In the data below, find every line with the string "known" and pull it out.
Begin Information supplied
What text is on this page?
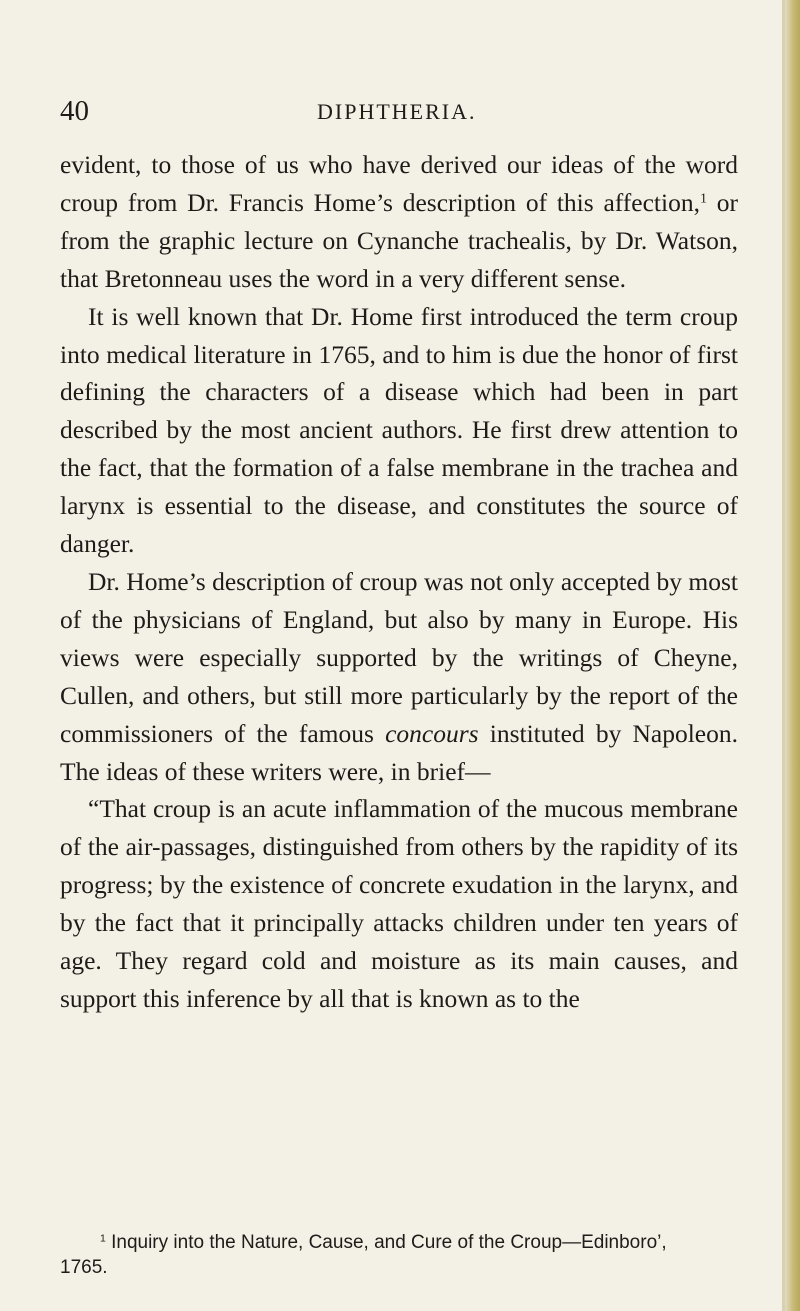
40	DIPHTHERIA.

evident, to those of us who have derived our ideas of the word croup from Dr. Francis Home’s description of this affection,$^1$ or from the graphic lecture on Cynanche trachealis, by Dr. Watson, that Bretonneau uses the word in a very different sense.

It is well known that Dr. Home first introduced the term croup into medical literature in 1765, and to him is due the honor of first defining the characters of a disease which had been in part described by the most ancient authors. He first drew attention to the fact, that the formation of a false membrane in the trachea and larynx is essential to the disease, and constitutes the source of danger.

Dr. Home’s description of croup was not only accepted by most of the physicians of England, but also by many in Europe. His views were especially supported by the writings of Cheyne, Cullen, and others, but still more particularly by the report of the commissioners of the famous concours instituted by Napoleon. The ideas of these writers were, in brief—

“That croup is an acute inflammation of the mucous membrane of the air-passages, distinguished from others by the rapidity of its progress; by the existence of concrete exudation in the larynx, and by the fact that it principally attacks children under ten years of age. They regard cold and moisture as its main causes, and support this inference by all that is known as to the

$^1$ Inquiry into the Nature, Cause, and Cure of the Croup—Edinboro’,

1765.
End Information supplied
Exercise result:
It is well known that Dr. Home first introduced the term croup into medical literature in 1765, and to him is due the honor of first defining the characters of a disease which had been in part described by the most ancient authors. He first drew attention to the fact, that the formation of a false membrane in the trachea and larynx is essential to the disease, and constitutes the source of danger.
“That croup is an acute inflammation of the mucous membrane of the air-passages, distinguished from others by the rapidity of its progress; by the existence of concrete exudation in the larynx, and by the fact that it principally attacks children under ten years of age. They regard cold and moisture as its main causes, and support this inference by all that is known as to the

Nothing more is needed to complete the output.